[Data records]
**********

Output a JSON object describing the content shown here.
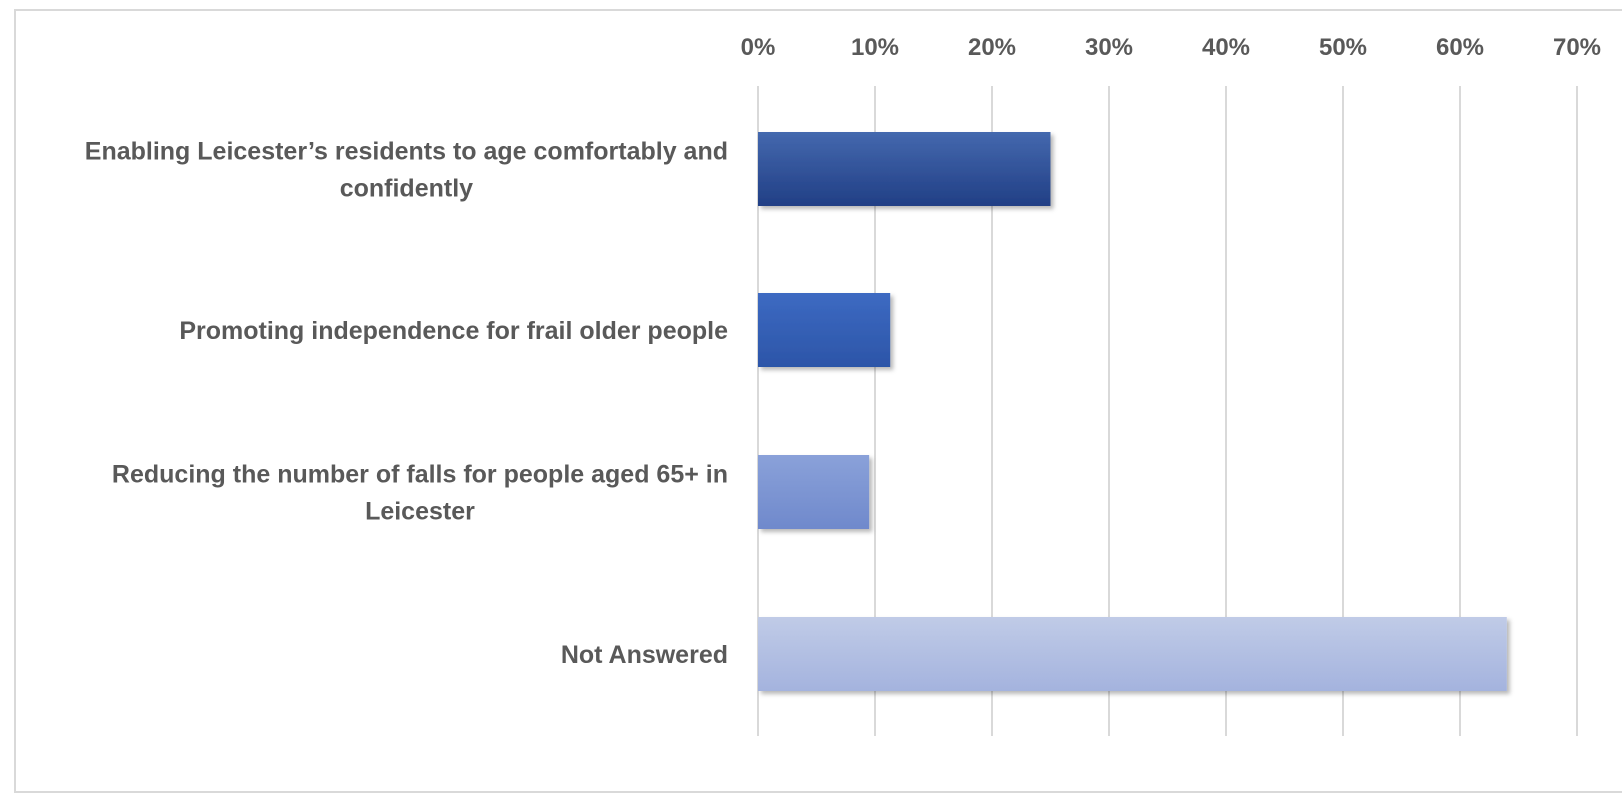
{
  "chart_data": {
    "type": "bar",
    "orientation": "horizontal",
    "title": "",
    "xlabel": "",
    "ylabel": "",
    "xlim": [
      0,
      0.7
    ],
    "ticks": [
      "0%",
      "10%",
      "20%",
      "30%",
      "40%",
      "50%",
      "60%",
      "70%"
    ],
    "x_axis_position": "top",
    "grid": true,
    "legend": "none",
    "categories": [
      "Enabling Leicester’s residents to age comfortably and confidently",
      "Promoting independence for frail older people",
      "Reducing the number of falls for people aged 65+ in Leicester",
      "Not Answered"
    ],
    "values": [
      0.25,
      0.113,
      0.095,
      0.64
    ],
    "bar_colors": [
      [
        "#4468ae",
        "#213f85"
      ],
      [
        "#3d6ac2",
        "#2c55a8"
      ],
      [
        "#8aa1d9",
        "#6f89cc"
      ],
      [
        "#c0cbe7",
        "#a4b3de"
      ]
    ],
    "gridline_color": "#d9d9d9",
    "text_color": "#595959"
  }
}
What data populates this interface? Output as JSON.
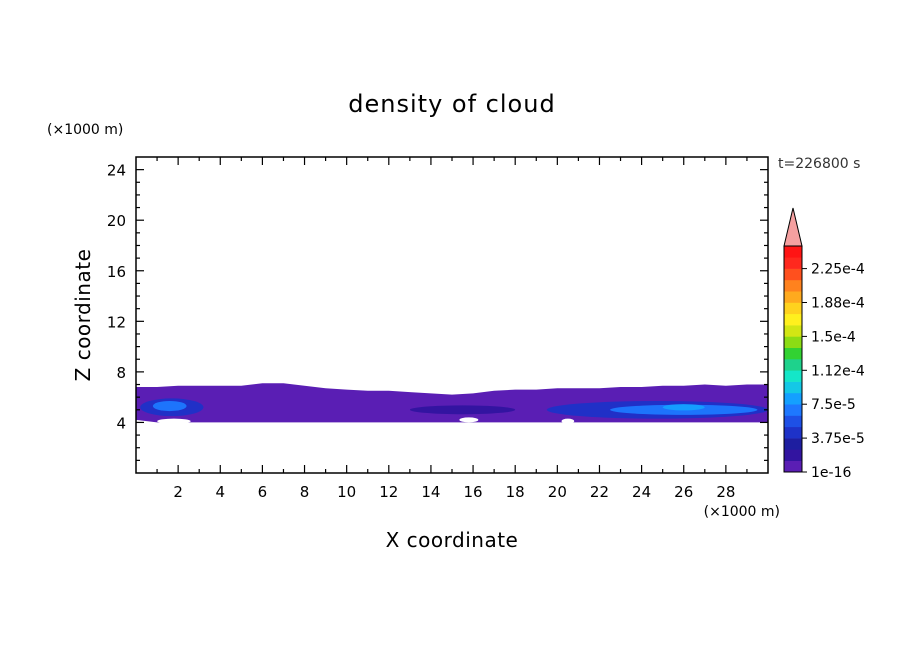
{
  "chart_data": {
    "type": "heatmap",
    "title": "density of cloud",
    "xlabel": "X coordinate",
    "ylabel": "Z coordinate",
    "x_unit": "(×1000 m)",
    "y_unit": "(×1000 m)",
    "time_label": "t=226800 s",
    "xlim": [
      0,
      30
    ],
    "ylim": [
      0,
      25
    ],
    "x_ticks": [
      "2",
      "4",
      "6",
      "8",
      "10",
      "12",
      "14",
      "16",
      "18",
      "20",
      "22",
      "24",
      "26",
      "28"
    ],
    "y_ticks": [
      "4",
      "8",
      "12",
      "16",
      "20",
      "24"
    ],
    "colorbar": {
      "labels": [
        "1e-16",
        "3.75e-5",
        "7.5e-5",
        "1.12e-4",
        "1.5e-4",
        "1.88e-4",
        "2.25e-4"
      ],
      "colors": [
        "#5a1eb4",
        "#3214a0",
        "#1e1ea0",
        "#1e32c8",
        "#1e50e6",
        "#1e78ff",
        "#14a0ff",
        "#14c8e6",
        "#14e6c8",
        "#1ed28c",
        "#32d232",
        "#8cdc14",
        "#d2e614",
        "#fff01e",
        "#ffd21e",
        "#ffaa1e",
        "#ff821e",
        "#ff501e",
        "#ff281e",
        "#ff1414"
      ],
      "extend_color": "#f5a0a0"
    },
    "cloud_layer": {
      "base": [
        4.2,
        4.0,
        4.0,
        4.0,
        4.0,
        4.0,
        4.0,
        4.0,
        4.0,
        4.0,
        4.0,
        4.0,
        4.0,
        4.0,
        4.0,
        4.0,
        4.0,
        4.0,
        4.0,
        4.0,
        4.0,
        4.0,
        4.0,
        4.0,
        4.0,
        4.0,
        4.0,
        4.0,
        4.0,
        4.0,
        4.0
      ],
      "top": [
        6.8,
        6.8,
        6.9,
        6.9,
        6.9,
        6.9,
        7.1,
        7.1,
        6.9,
        6.7,
        6.6,
        6.5,
        6.5,
        6.4,
        6.3,
        6.2,
        6.3,
        6.5,
        6.6,
        6.6,
        6.7,
        6.7,
        6.7,
        6.8,
        6.8,
        6.9,
        6.9,
        7.0,
        6.9,
        7.0,
        7.0
      ]
    }
  }
}
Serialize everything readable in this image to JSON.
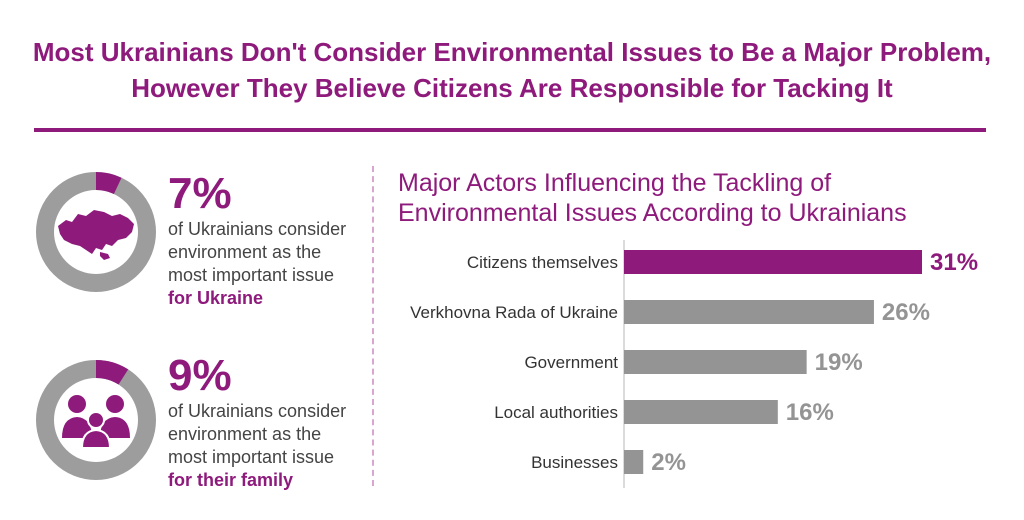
{
  "header": {
    "title_line1": "Most Ukrainians Don't Consider Environmental Issues to Be a Major Problem,",
    "title_line2": "However They Believe Citizens Are Responsible for Tacking It"
  },
  "colors": {
    "accent": "#8e1a7c",
    "gray": "#949494",
    "donut_gray": "#9d9d9d"
  },
  "stats": [
    {
      "percent": "7%",
      "value": 7,
      "line1": "of Ukrainians consider",
      "line2": "environment as the",
      "line3": "most important issue",
      "emphasis": "for Ukraine",
      "icon": "ukraine-map-icon"
    },
    {
      "percent": "9%",
      "value": 9,
      "line1": "of Ukrainians consider",
      "line2": "environment as the",
      "line3": "most important issue",
      "emphasis": "for their family",
      "icon": "family-icon"
    }
  ],
  "chart_data": {
    "type": "bar",
    "orientation": "horizontal",
    "title": "Major Actors Influencing the Tackling of Environmental Issues According to Ukrainians",
    "title_line1": "Major Actors Influencing the Tackling of",
    "title_line2": "Environmental Issues According to Ukrainians",
    "categories": [
      "Citizens themselves",
      "Verkhovna Rada of Ukraine",
      "Government",
      "Local authorities",
      "Businesses"
    ],
    "values": [
      31,
      26,
      19,
      16,
      2
    ],
    "value_labels": [
      "31%",
      "26%",
      "19%",
      "16%",
      "2%"
    ],
    "highlight_index": 0,
    "xlim": [
      0,
      31
    ]
  }
}
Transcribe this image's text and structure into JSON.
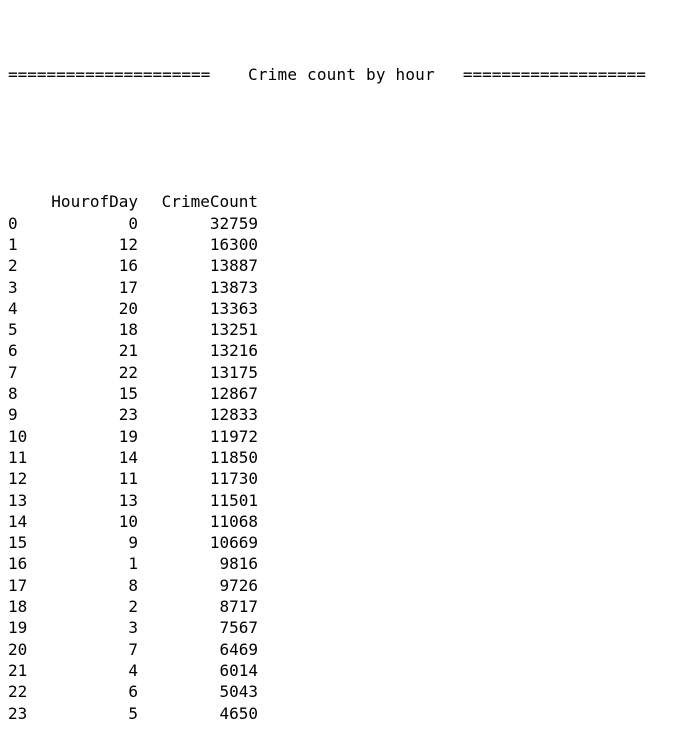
{
  "banner": {
    "left_rule": "=====================",
    "title": "Crime count by hour",
    "right_rule": "==================="
  },
  "table": {
    "columns": [
      "",
      "HourofDay",
      "CrimeCount"
    ],
    "rows": [
      {
        "index": "0",
        "hour": "0",
        "count": "32759"
      },
      {
        "index": "1",
        "hour": "12",
        "count": "16300"
      },
      {
        "index": "2",
        "hour": "16",
        "count": "13887"
      },
      {
        "index": "3",
        "hour": "17",
        "count": "13873"
      },
      {
        "index": "4",
        "hour": "20",
        "count": "13363"
      },
      {
        "index": "5",
        "hour": "18",
        "count": "13251"
      },
      {
        "index": "6",
        "hour": "21",
        "count": "13216"
      },
      {
        "index": "7",
        "hour": "22",
        "count": "13175"
      },
      {
        "index": "8",
        "hour": "15",
        "count": "12867"
      },
      {
        "index": "9",
        "hour": "23",
        "count": "12833"
      },
      {
        "index": "10",
        "hour": "19",
        "count": "11972"
      },
      {
        "index": "11",
        "hour": "14",
        "count": "11850"
      },
      {
        "index": "12",
        "hour": "11",
        "count": "11730"
      },
      {
        "index": "13",
        "hour": "13",
        "count": "11501"
      },
      {
        "index": "14",
        "hour": "10",
        "count": "11068"
      },
      {
        "index": "15",
        "hour": "9",
        "count": "10669"
      },
      {
        "index": "16",
        "hour": "1",
        "count": "9816"
      },
      {
        "index": "17",
        "hour": "8",
        "count": "9726"
      },
      {
        "index": "18",
        "hour": "2",
        "count": "8717"
      },
      {
        "index": "19",
        "hour": "3",
        "count": "7567"
      },
      {
        "index": "20",
        "hour": "7",
        "count": "6469"
      },
      {
        "index": "21",
        "hour": "4",
        "count": "6014"
      },
      {
        "index": "22",
        "hour": "6",
        "count": "5043"
      },
      {
        "index": "23",
        "hour": "5",
        "count": "4650"
      }
    ]
  }
}
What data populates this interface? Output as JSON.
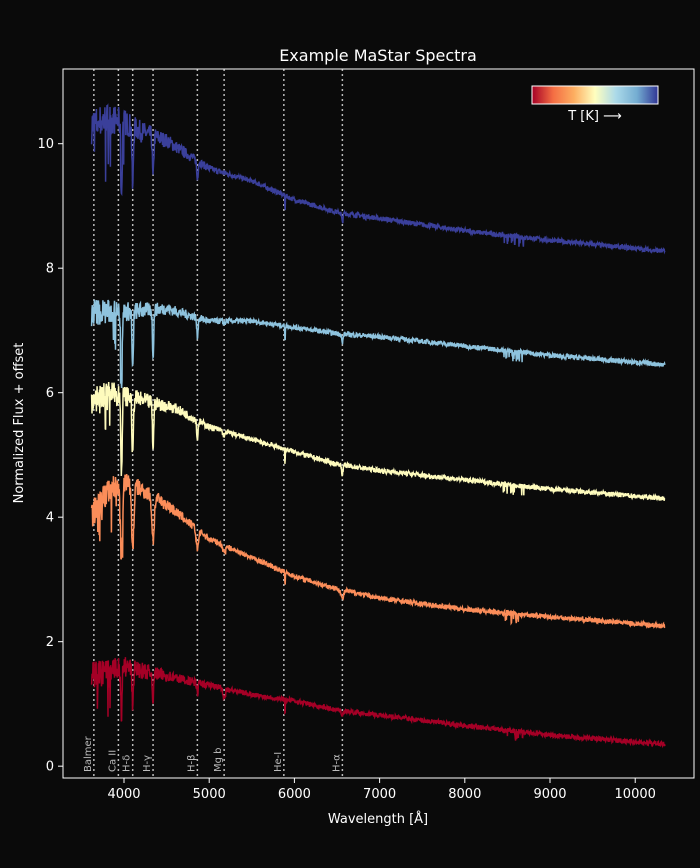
{
  "chart_data": {
    "type": "line",
    "title": "Example MaStar Spectra",
    "xlabel": "Wavelength [Å]",
    "ylabel": "Normalized Flux + offset",
    "xlim": [
      3284,
      10690
    ],
    "ylim": [
      -0.19,
      11.2
    ],
    "xticks": [
      4000,
      5000,
      6000,
      7000,
      8000,
      9000,
      10000
    ],
    "yticks": [
      0,
      2,
      4,
      6,
      8,
      10
    ],
    "grid": false,
    "background": "#0a0a0a",
    "colorbar": {
      "label": "T [K] ⟶",
      "colormap": "RdYlBu",
      "placement": "top-right",
      "colors": [
        "#a50026",
        "#f46d43",
        "#fdae61",
        "#ffffbf",
        "#abd9e9",
        "#74add1",
        "#313695"
      ]
    },
    "spectral_lines": [
      {
        "label": "Balmer",
        "wavelength": 3646
      },
      {
        "label": "Ca II",
        "wavelength": 3934
      },
      {
        "label": "H-δ",
        "wavelength": 4102
      },
      {
        "label": "H-γ",
        "wavelength": 4341
      },
      {
        "label": "H-β",
        "wavelength": 4861
      },
      {
        "label": "Mg b",
        "wavelength": 5175
      },
      {
        "label": "He-I",
        "wavelength": 5876
      },
      {
        "label": "H-α",
        "wavelength": 6563
      }
    ],
    "series": [
      {
        "color": "#3a3f9a",
        "x": [
          3650,
          3800,
          4000,
          4200,
          4500,
          5000,
          5500,
          6000,
          6500,
          7000,
          8000,
          9000,
          10350
        ],
        "y": [
          10.3,
          10.4,
          10.35,
          10.2,
          10.05,
          9.6,
          9.4,
          9.1,
          8.9,
          8.8,
          8.6,
          8.45,
          8.27
        ]
      },
      {
        "color": "#8ec3de",
        "x": [
          3650,
          4000,
          4500,
          5000,
          5500,
          6000,
          6500,
          7000,
          8000,
          9000,
          10350
        ],
        "y": [
          7.3,
          7.3,
          7.35,
          7.15,
          7.15,
          7.05,
          6.95,
          6.9,
          6.75,
          6.6,
          6.45
        ]
      },
      {
        "color": "#fefbbd",
        "x": [
          3650,
          3800,
          4000,
          4300,
          4600,
          5000,
          5500,
          6000,
          6500,
          7000,
          8000,
          9000,
          10350
        ],
        "y": [
          5.9,
          6.0,
          5.95,
          5.85,
          5.75,
          5.45,
          5.25,
          5.05,
          4.85,
          4.75,
          4.6,
          4.45,
          4.3
        ]
      },
      {
        "color": "#fb8d59",
        "x": [
          3650,
          3800,
          4000,
          4200,
          4500,
          5000,
          5500,
          6000,
          6500,
          7000,
          8000,
          9000,
          10350
        ],
        "y": [
          4.1,
          4.4,
          4.6,
          4.45,
          4.2,
          3.65,
          3.35,
          3.05,
          2.85,
          2.7,
          2.52,
          2.4,
          2.25
        ]
      },
      {
        "color": "#a50026",
        "x": [
          3650,
          4000,
          4500,
          5000,
          5500,
          6000,
          6500,
          7000,
          8000,
          9000,
          10350
        ],
        "y": [
          1.45,
          1.6,
          1.45,
          1.3,
          1.15,
          1.05,
          0.9,
          0.82,
          0.65,
          0.5,
          0.35
        ]
      }
    ]
  }
}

**********

## EXERCISE OBJECTIVE
Going through the records above, state how many lines carry "xlabel", with no other text.

## COMPLETE ANSWER
3